━━━ Available data

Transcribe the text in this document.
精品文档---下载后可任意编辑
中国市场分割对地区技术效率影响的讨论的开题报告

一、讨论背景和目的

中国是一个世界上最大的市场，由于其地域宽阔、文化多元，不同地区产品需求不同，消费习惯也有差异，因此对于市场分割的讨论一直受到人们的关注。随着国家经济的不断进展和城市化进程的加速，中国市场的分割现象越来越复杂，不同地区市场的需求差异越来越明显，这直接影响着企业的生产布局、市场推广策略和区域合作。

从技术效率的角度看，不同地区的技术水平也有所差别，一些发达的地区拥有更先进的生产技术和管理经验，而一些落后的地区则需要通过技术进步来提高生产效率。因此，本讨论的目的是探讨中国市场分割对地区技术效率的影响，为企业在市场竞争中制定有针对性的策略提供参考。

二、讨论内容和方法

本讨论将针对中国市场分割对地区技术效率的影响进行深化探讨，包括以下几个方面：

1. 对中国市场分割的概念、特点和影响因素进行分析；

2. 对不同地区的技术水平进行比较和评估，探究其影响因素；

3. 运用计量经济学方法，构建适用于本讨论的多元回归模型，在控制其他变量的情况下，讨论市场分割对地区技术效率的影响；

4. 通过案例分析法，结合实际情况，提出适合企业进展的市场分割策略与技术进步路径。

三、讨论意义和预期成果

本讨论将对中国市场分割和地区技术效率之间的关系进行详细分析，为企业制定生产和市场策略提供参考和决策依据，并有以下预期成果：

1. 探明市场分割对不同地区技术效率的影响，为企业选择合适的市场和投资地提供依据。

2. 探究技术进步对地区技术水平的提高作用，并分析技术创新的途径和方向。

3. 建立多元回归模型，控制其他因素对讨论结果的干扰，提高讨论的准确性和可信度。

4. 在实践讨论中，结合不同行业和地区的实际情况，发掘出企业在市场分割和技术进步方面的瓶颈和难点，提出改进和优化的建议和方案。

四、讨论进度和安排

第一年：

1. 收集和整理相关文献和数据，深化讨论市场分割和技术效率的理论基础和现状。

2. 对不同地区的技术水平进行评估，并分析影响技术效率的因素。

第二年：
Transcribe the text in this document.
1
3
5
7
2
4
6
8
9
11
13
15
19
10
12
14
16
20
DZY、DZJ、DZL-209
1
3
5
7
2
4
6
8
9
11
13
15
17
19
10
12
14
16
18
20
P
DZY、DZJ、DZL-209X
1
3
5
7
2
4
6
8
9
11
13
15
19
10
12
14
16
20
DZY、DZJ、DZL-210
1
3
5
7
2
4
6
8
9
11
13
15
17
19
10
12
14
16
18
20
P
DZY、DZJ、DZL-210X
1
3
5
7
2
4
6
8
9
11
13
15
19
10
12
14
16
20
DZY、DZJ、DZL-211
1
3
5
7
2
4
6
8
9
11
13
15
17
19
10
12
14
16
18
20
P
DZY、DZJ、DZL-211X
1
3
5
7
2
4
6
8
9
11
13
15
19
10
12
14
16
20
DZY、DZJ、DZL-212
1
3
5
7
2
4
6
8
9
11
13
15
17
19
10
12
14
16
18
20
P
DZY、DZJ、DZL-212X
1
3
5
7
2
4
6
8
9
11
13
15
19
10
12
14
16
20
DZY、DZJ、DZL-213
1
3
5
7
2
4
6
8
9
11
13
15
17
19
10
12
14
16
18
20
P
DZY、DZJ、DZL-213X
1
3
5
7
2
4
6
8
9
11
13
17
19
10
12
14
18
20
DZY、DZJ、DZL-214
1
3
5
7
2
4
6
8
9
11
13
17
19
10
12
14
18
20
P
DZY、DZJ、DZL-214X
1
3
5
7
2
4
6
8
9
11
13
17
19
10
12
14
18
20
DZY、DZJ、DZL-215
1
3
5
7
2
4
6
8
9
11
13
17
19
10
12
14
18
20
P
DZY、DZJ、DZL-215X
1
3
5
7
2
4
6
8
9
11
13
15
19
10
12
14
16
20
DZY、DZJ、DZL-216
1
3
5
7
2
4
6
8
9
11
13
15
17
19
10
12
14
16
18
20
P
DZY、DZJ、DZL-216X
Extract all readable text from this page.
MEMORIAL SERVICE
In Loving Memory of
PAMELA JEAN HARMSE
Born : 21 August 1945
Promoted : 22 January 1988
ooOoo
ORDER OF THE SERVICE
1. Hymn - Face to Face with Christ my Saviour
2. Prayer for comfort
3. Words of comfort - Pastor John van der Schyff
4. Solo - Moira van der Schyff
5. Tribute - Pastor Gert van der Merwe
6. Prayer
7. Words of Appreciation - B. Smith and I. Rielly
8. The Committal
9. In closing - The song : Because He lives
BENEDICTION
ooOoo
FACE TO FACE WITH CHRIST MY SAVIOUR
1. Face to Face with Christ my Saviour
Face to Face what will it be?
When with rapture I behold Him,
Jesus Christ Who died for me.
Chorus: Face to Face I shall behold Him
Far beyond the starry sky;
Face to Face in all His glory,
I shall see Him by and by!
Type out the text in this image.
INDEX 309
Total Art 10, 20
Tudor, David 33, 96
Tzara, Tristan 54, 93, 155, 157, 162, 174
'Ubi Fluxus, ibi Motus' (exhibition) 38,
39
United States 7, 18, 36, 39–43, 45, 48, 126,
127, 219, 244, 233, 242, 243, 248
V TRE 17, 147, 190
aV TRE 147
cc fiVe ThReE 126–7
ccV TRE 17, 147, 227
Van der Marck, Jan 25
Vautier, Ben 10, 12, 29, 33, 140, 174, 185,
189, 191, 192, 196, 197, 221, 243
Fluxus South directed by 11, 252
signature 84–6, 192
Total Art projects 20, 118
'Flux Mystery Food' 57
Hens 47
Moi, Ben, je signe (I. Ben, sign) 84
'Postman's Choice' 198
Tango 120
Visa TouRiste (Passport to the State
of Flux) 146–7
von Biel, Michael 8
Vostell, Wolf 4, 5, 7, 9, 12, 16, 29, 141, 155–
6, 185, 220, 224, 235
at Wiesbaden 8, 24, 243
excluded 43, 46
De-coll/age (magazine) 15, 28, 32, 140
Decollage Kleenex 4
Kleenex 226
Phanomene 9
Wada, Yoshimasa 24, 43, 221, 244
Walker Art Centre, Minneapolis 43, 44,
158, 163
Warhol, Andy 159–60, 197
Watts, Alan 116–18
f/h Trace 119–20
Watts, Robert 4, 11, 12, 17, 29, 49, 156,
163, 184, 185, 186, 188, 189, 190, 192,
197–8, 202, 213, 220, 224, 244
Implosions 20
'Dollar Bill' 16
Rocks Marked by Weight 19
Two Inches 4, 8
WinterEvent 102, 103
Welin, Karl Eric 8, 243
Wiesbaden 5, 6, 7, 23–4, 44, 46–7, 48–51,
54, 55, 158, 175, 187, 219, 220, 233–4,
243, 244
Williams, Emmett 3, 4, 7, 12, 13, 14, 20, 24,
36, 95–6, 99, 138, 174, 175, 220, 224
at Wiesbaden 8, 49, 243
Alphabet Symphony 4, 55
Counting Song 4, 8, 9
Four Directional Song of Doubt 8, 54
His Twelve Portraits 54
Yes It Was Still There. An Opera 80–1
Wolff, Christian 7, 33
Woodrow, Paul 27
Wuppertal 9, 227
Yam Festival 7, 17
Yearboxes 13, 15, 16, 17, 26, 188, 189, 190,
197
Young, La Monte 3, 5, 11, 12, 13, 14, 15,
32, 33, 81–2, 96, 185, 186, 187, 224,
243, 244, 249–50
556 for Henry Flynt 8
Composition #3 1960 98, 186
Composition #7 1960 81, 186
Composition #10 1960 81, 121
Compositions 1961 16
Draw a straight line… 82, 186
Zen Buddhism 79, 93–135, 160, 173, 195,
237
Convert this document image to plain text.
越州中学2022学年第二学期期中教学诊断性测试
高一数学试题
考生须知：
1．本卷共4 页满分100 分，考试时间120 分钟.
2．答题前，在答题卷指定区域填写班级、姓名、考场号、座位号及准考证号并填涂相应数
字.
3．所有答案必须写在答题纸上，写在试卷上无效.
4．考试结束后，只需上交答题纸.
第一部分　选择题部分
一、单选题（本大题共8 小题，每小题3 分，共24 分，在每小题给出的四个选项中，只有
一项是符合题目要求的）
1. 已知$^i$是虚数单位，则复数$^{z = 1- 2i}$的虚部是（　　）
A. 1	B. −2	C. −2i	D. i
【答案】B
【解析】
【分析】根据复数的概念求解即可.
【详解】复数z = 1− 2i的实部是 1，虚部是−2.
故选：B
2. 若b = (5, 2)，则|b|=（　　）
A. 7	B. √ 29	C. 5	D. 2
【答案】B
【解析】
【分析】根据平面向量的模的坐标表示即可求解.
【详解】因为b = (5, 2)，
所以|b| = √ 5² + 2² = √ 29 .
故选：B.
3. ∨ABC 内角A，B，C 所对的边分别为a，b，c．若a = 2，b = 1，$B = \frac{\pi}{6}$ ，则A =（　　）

━━━━━━

Your instructions:
Give again, word for word, every line from the one holding "Convert this document image to plain text." to the end of the data.

Result below:
Convert this document image to plain text.
越州中学2022学年第二学期期中教学诊断性测试
高一数学试题
考生须知：
1．本卷共4 页满分100 分，考试时间120 分钟.
2．答题前，在答题卷指定区域填写班级、姓名、考场号、座位号及准考证号并填涂相应数
字.
3．所有答案必须写在答题纸上，写在试卷上无效.
4．考试结束后，只需上交答题纸.
第一部分　选择题部分
一、单选题（本大题共8 小题，每小题3 分，共24 分，在每小题给出的四个选项中，只有
一项是符合题目要求的）
1. 已知$^i$是虚数单位，则复数$^{z = 1- 2i}$的虚部是（　　）
A. 1	B. −2	C. −2i	D. i
【答案】B
【解析】
【分析】根据复数的概念求解即可.
【详解】复数z = 1− 2i的实部是 1，虚部是−2.
故选：B
2. 若b = (5, 2)，则|b|=（　　）
A. 7	B. √ 29	C. 5	D. 2
【答案】B
【解析】
【分析】根据平面向量的模的坐标表示即可求解.
【详解】因为b = (5, 2)，
所以|b| = √ 5² + 2² = √ 29 .
故选：B.
3. ∨ABC 内角A，B，C 所对的边分别为a，b，c．若a = 2，b = 1，$B = \frac{\pi}{6}$ ，则A =（　　）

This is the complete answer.